▶ **AIM**: Your task is to write out the complete listing exactly as it is shown.

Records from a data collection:
>> Begin
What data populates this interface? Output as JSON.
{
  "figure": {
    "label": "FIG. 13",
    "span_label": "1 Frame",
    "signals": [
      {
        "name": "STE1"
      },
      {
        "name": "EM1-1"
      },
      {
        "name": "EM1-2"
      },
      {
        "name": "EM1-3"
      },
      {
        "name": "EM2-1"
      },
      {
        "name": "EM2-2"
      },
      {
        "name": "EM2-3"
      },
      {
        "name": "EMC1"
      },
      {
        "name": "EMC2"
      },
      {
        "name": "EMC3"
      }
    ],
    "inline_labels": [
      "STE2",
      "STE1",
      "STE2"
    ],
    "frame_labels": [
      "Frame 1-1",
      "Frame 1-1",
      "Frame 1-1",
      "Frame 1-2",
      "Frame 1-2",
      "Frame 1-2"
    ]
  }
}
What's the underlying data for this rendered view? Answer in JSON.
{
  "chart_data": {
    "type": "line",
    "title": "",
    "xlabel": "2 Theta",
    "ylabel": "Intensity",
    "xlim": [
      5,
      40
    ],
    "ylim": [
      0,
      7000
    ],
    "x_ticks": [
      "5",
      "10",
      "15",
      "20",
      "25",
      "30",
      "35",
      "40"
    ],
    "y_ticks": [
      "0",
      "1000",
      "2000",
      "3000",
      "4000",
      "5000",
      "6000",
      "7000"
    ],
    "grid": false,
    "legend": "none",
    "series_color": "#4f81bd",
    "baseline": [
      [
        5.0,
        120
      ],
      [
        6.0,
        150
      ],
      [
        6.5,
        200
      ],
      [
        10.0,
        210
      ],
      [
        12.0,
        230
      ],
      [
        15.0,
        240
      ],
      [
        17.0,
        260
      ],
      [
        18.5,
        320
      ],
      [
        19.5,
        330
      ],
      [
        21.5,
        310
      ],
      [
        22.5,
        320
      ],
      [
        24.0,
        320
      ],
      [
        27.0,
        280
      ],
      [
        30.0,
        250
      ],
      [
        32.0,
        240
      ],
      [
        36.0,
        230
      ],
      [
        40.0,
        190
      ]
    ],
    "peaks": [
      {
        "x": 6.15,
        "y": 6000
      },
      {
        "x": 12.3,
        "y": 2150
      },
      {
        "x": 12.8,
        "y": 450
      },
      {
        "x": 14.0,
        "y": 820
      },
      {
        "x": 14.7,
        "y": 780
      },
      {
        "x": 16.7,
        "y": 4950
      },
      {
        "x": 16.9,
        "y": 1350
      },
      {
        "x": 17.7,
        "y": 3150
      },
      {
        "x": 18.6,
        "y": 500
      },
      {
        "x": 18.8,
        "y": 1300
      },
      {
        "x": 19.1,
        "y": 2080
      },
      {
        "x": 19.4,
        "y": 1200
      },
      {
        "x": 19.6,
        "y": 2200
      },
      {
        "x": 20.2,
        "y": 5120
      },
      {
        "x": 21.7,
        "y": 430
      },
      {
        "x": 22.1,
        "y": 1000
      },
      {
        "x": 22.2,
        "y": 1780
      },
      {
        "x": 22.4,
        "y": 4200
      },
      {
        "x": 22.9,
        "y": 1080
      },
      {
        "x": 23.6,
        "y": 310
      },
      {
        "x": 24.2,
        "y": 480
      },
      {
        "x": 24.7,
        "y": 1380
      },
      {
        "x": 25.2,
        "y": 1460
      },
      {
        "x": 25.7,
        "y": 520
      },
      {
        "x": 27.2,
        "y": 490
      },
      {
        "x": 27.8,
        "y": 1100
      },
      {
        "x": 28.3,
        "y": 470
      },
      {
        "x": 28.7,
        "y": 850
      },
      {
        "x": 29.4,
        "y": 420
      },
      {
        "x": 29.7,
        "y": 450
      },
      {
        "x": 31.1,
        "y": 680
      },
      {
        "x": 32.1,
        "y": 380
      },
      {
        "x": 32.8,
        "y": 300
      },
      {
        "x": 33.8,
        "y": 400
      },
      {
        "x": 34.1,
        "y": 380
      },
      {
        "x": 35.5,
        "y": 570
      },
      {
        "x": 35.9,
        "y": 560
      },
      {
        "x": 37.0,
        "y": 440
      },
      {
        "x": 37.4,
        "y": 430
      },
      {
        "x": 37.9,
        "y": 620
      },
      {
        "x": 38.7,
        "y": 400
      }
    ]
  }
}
>> End
▶ **ANSWER TO THE PROBLEM**:
What data populates this interface? Output as JSON.
{
  "figure": {
    "label": "FIG. 13",
    "span_label": "1 Frame",
    "signals": [
      {
        "name": "STE1"
      },
      {
        "name": "EM1-1"
      },
      {
        "name": "EM1-2"
      },
      {
        "name": "EM1-3"
      },
      {
        "name": "EM2-1"
      },
      {
        "name": "EM2-2"
      },
      {
        "name": "EM2-3"
      },
      {
        "name": "EMC1"
      },
      {
        "name": "EMC2"
      },
      {
        "name": "EMC3"
      }
    ],
    "inline_labels": [
      "STE2",
      "STE1",
      "STE2"
    ],
    "frame_labels": [
      "Frame 1-1",
      "Frame 1-1",
      "Frame 1-1",
      "Frame 1-2",
      "Frame 1-2",
      "Frame 1-2"
    ]
  }
}
What's the underlying data for this rendered view? Answer in JSON.
{
  "chart_data": {
    "type": "line",
    "title": "",
    "xlabel": "2 Theta",
    "ylabel": "Intensity",
    "xlim": [
      5,
      40
    ],
    "ylim": [
      0,
      7000
    ],
    "x_ticks": [
      "5",
      "10",
      "15",
      "20",
      "25",
      "30",
      "35",
      "40"
    ],
    "y_ticks": [
      "0",
      "1000",
      "2000",
      "3000",
      "4000",
      "5000",
      "6000",
      "7000"
    ],
    "grid": false,
    "legend": "none",
    "series_color": "#4f81bd",
    "baseline": [
      [
        5.0,
        120
      ],
      [
        6.0,
        150
      ],
      [
        6.5,
        200
      ],
      [
        10.0,
        210
      ],
      [
        12.0,
        230
      ],
      [
        15.0,
        240
      ],
      [
        17.0,
        260
      ],
      [
        18.5,
        320
      ],
      [
        19.5,
        330
      ],
      [
        21.5,
        310
      ],
      [
        22.5,
        320
      ],
      [
        24.0,
        320
      ],
      [
        27.0,
        280
      ],
      [
        30.0,
        250
      ],
      [
        32.0,
        240
      ],
      [
        36.0,
        230
      ],
      [
        40.0,
        190
      ]
    ],
    "peaks": [
      {
        "x": 6.15,
        "y": 6000
      },
      {
        "x": 12.3,
        "y": 2150
      },
      {
        "x": 12.8,
        "y": 450
      },
      {
        "x": 14.0,
        "y": 820
      },
      {
        "x": 14.7,
        "y": 780
      },
      {
        "x": 16.7,
        "y": 4950
      },
      {
        "x": 16.9,
        "y": 1350
      },
      {
        "x": 17.7,
        "y": 3150
      },
      {
        "x": 18.6,
        "y": 500
      },
      {
        "x": 18.8,
        "y": 1300
      },
      {
        "x": 19.1,
        "y": 2080
      },
      {
        "x": 19.4,
        "y": 1200
      },
      {
        "x": 19.6,
        "y": 2200
      },
      {
        "x": 20.2,
        "y": 5120
      },
      {
        "x": 21.7,
        "y": 430
      },
      {
        "x": 22.1,
        "y": 1000
      },
      {
        "x": 22.2,
        "y": 1780
      },
      {
        "x": 22.4,
        "y": 4200
      },
      {
        "x": 22.9,
        "y": 1080
      },
      {
        "x": 23.6,
        "y": 310
      },
      {
        "x": 24.2,
        "y": 480
      },
      {
        "x": 24.7,
        "y": 1380
      },
      {
        "x": 25.2,
        "y": 1460
      },
      {
        "x": 25.7,
        "y": 520
      },
      {
        "x": 27.2,
        "y": 490
      },
      {
        "x": 27.8,
        "y": 1100
      },
      {
        "x": 28.3,
        "y": 470
      },
      {
        "x": 28.7,
        "y": 850
      },
      {
        "x": 29.4,
        "y": 420
      },
      {
        "x": 29.7,
        "y": 450
      },
      {
        "x": 31.1,
        "y": 680
      },
      {
        "x": 32.1,
        "y": 380
      },
      {
        "x": 32.8,
        "y": 300
      },
      {
        "x": 33.8,
        "y": 400
      },
      {
        "x": 34.1,
        "y": 380
      },
      {
        "x": 35.5,
        "y": 570
      },
      {
        "x": 35.9,
        "y": 560
      },
      {
        "x": 37.0,
        "y": 440
      },
      {
        "x": 37.4,
        "y": 430
      },
      {
        "x": 37.9,
        "y": 620
      },
      {
        "x": 38.7,
        "y": 400
      }
    ]
  }
}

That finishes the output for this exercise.